### Aim of the exercise
All lines in which the word "판교역로" occurs are to be extracted.

### Stored data
"""
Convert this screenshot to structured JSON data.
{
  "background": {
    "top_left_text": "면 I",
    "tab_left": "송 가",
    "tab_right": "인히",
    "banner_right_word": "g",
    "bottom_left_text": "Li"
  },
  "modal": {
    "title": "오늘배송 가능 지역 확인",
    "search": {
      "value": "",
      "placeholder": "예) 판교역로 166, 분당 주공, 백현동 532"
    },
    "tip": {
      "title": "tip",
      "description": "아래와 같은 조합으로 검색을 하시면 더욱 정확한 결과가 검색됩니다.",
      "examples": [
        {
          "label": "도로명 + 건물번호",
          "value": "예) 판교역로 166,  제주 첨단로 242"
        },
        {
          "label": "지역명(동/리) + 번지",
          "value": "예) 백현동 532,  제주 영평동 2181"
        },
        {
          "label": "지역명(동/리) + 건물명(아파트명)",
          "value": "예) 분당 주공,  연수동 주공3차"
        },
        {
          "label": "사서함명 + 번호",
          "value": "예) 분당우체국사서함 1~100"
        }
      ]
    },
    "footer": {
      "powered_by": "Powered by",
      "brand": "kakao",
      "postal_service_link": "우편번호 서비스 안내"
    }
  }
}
"""
### Solution
      "placeholder": "예) 판교역로 166, 분당 주공, 백현동 532"
          "value": "예) 판교역로 166,  제주 첨단로 242"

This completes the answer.